Items from a dataset:
· · · ·

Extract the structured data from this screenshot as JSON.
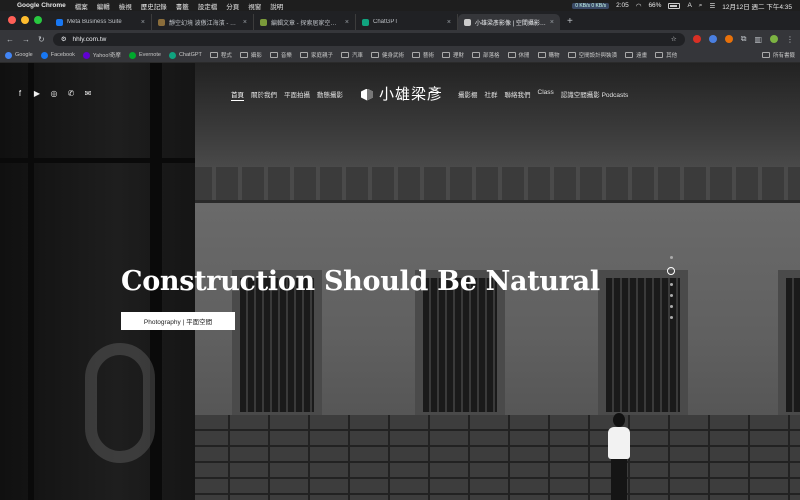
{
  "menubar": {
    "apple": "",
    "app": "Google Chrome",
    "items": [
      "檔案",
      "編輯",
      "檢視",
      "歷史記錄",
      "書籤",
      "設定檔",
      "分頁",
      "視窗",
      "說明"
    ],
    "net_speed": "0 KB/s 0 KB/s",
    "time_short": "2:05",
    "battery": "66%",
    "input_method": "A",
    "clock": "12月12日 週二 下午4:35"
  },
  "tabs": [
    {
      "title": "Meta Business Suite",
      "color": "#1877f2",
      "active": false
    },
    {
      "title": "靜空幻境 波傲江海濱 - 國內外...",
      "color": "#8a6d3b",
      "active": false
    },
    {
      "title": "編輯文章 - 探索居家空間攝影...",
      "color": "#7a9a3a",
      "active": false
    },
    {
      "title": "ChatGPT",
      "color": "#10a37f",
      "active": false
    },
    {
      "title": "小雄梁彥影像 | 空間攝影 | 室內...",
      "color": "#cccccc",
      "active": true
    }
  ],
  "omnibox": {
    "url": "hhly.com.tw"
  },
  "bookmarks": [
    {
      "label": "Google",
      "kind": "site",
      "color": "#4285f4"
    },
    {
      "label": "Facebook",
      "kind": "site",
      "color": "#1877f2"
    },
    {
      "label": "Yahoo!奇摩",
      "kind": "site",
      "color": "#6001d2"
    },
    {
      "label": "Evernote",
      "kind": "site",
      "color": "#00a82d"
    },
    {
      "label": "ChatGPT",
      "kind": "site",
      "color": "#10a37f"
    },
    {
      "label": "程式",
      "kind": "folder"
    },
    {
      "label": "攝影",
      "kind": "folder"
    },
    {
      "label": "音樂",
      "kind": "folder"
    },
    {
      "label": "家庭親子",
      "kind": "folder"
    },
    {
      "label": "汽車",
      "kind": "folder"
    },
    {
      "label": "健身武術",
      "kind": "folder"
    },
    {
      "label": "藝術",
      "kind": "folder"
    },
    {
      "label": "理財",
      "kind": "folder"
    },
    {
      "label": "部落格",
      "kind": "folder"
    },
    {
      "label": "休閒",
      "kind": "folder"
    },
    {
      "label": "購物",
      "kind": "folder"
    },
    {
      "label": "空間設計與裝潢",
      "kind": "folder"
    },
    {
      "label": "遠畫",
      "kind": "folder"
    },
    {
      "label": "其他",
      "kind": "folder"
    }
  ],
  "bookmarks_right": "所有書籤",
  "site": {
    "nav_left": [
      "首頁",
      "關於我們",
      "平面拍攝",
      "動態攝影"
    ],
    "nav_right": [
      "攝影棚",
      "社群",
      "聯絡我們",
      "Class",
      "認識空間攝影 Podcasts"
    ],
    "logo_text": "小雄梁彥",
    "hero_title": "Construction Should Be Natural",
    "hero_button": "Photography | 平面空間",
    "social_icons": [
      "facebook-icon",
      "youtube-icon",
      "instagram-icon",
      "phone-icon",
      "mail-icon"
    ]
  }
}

· · · ·

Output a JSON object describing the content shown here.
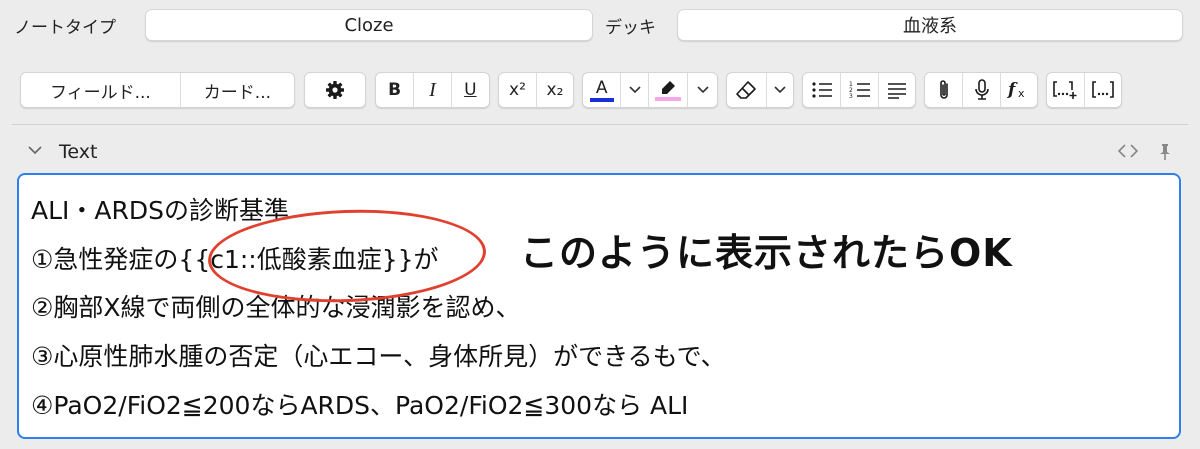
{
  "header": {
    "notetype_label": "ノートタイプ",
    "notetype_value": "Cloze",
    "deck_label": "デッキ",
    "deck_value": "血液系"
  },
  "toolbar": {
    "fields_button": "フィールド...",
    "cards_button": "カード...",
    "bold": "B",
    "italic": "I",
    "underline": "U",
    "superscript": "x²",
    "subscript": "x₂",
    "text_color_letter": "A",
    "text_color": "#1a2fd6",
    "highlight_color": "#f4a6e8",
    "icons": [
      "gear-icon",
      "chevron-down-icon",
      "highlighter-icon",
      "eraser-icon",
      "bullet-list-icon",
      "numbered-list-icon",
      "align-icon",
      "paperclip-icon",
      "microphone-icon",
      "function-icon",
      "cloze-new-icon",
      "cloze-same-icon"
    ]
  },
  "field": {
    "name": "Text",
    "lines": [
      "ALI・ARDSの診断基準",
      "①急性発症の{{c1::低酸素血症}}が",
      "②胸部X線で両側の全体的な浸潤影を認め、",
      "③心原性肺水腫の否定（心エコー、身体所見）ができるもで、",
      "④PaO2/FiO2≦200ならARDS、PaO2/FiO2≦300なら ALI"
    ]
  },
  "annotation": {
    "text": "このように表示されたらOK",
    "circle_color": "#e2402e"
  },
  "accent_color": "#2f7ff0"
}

· · · ·

▶ [WHAT IS REQUIRED]
Show the lines from the data above that contain the string "list".

▶ [ANSWER TO THIS EXERCISE]
      "bullet-list-icon",
      "numbered-list-icon",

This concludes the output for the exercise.